[Records from a data source]
++++++
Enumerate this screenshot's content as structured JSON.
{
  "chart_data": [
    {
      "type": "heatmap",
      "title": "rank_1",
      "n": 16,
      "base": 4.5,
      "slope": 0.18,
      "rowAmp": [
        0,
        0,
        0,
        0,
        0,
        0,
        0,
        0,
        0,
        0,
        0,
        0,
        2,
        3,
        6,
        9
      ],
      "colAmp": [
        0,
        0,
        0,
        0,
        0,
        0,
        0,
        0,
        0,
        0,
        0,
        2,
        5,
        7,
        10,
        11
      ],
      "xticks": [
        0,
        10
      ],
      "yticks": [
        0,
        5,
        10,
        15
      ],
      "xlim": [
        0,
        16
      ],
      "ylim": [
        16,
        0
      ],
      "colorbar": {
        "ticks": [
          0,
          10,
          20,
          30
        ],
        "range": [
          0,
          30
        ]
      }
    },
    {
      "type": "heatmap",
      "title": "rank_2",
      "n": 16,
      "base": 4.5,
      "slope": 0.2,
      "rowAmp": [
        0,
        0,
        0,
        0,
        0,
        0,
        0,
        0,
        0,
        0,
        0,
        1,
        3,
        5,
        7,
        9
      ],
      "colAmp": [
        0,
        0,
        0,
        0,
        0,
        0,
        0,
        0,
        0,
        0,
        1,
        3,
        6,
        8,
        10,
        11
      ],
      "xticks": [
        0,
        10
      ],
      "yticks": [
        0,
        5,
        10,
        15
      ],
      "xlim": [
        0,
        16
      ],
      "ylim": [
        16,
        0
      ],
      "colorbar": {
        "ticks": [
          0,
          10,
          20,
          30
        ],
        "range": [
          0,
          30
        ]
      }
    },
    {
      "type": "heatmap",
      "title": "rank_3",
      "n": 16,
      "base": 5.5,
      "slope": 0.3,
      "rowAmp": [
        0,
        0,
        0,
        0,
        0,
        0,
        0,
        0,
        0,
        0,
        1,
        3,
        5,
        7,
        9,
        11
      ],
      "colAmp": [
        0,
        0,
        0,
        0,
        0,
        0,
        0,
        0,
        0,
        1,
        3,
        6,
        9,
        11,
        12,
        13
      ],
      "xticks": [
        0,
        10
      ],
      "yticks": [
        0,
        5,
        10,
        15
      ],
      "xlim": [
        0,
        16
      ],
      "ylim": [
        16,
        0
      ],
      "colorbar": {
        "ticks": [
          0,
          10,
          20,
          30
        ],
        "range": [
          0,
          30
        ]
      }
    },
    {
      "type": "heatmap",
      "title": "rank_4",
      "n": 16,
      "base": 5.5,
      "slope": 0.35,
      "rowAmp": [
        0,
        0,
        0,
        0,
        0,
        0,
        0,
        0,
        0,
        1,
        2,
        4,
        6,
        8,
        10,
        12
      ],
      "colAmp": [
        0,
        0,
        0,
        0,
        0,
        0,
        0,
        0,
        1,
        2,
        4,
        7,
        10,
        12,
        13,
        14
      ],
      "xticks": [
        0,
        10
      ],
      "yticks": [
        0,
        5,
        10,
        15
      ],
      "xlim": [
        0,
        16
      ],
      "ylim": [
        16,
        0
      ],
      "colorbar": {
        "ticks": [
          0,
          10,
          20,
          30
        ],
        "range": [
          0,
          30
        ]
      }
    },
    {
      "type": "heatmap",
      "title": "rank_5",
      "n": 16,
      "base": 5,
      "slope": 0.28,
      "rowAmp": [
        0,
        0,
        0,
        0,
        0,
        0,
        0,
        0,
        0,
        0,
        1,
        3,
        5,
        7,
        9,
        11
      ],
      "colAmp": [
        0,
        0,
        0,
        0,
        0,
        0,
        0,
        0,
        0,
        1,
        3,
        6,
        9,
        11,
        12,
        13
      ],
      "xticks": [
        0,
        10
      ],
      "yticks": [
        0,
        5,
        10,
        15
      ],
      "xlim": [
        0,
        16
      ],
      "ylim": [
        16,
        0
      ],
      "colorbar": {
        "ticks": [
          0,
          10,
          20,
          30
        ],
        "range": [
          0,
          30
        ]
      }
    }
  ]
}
++++++
* [WORK TO COMPLETE] Using the material above, print every entry exactly as written.

* [REPLY]
Enumerate this screenshot's content as structured JSON.
{
  "chart_data": [
    {
      "type": "heatmap",
      "title": "rank_1",
      "n": 16,
      "base": 4.5,
      "slope": 0.18,
      "rowAmp": [
        0,
        0,
        0,
        0,
        0,
        0,
        0,
        0,
        0,
        0,
        0,
        0,
        2,
        3,
        6,
        9
      ],
      "colAmp": [
        0,
        0,
        0,
        0,
        0,
        0,
        0,
        0,
        0,
        0,
        0,
        2,
        5,
        7,
        10,
        11
      ],
      "xticks": [
        0,
        10
      ],
      "yticks": [
        0,
        5,
        10,
        15
      ],
      "xlim": [
        0,
        16
      ],
      "ylim": [
        16,
        0
      ],
      "colorbar": {
        "ticks": [
          0,
          10,
          20,
          30
        ],
        "range": [
          0,
          30
        ]
      }
    },
    {
      "type": "heatmap",
      "title": "rank_2",
      "n": 16,
      "base": 4.5,
      "slope": 0.2,
      "rowAmp": [
        0,
        0,
        0,
        0,
        0,
        0,
        0,
        0,
        0,
        0,
        0,
        1,
        3,
        5,
        7,
        9
      ],
      "colAmp": [
        0,
        0,
        0,
        0,
        0,
        0,
        0,
        0,
        0,
        0,
        1,
        3,
        6,
        8,
        10,
        11
      ],
      "xticks": [
        0,
        10
      ],
      "yticks": [
        0,
        5,
        10,
        15
      ],
      "xlim": [
        0,
        16
      ],
      "ylim": [
        16,
        0
      ],
      "colorbar": {
        "ticks": [
          0,
          10,
          20,
          30
        ],
        "range": [
          0,
          30
        ]
      }
    },
    {
      "type": "heatmap",
      "title": "rank_3",
      "n": 16,
      "base": 5.5,
      "slope": 0.3,
      "rowAmp": [
        0,
        0,
        0,
        0,
        0,
        0,
        0,
        0,
        0,
        0,
        1,
        3,
        5,
        7,
        9,
        11
      ],
      "colAmp": [
        0,
        0,
        0,
        0,
        0,
        0,
        0,
        0,
        0,
        1,
        3,
        6,
        9,
        11,
        12,
        13
      ],
      "xticks": [
        0,
        10
      ],
      "yticks": [
        0,
        5,
        10,
        15
      ],
      "xlim": [
        0,
        16
      ],
      "ylim": [
        16,
        0
      ],
      "colorbar": {
        "ticks": [
          0,
          10,
          20,
          30
        ],
        "range": [
          0,
          30
        ]
      }
    },
    {
      "type": "heatmap",
      "title": "rank_4",
      "n": 16,
      "base": 5.5,
      "slope": 0.35,
      "rowAmp": [
        0,
        0,
        0,
        0,
        0,
        0,
        0,
        0,
        0,
        1,
        2,
        4,
        6,
        8,
        10,
        12
      ],
      "colAmp": [
        0,
        0,
        0,
        0,
        0,
        0,
        0,
        0,
        1,
        2,
        4,
        7,
        10,
        12,
        13,
        14
      ],
      "xticks": [
        0,
        10
      ],
      "yticks": [
        0,
        5,
        10,
        15
      ],
      "xlim": [
        0,
        16
      ],
      "ylim": [
        16,
        0
      ],
      "colorbar": {
        "ticks": [
          0,
          10,
          20,
          30
        ],
        "range": [
          0,
          30
        ]
      }
    },
    {
      "type": "heatmap",
      "title": "rank_5",
      "n": 16,
      "base": 5,
      "slope": 0.28,
      "rowAmp": [
        0,
        0,
        0,
        0,
        0,
        0,
        0,
        0,
        0,
        0,
        1,
        3,
        5,
        7,
        9,
        11
      ],
      "colAmp": [
        0,
        0,
        0,
        0,
        0,
        0,
        0,
        0,
        0,
        1,
        3,
        6,
        9,
        11,
        12,
        13
      ],
      "xticks": [
        0,
        10
      ],
      "yticks": [
        0,
        5,
        10,
        15
      ],
      "xlim": [
        0,
        16
      ],
      "ylim": [
        16,
        0
      ],
      "colorbar": {
        "ticks": [
          0,
          10,
          20,
          30
        ],
        "range": [
          0,
          30
        ]
      }
    }
  ]
}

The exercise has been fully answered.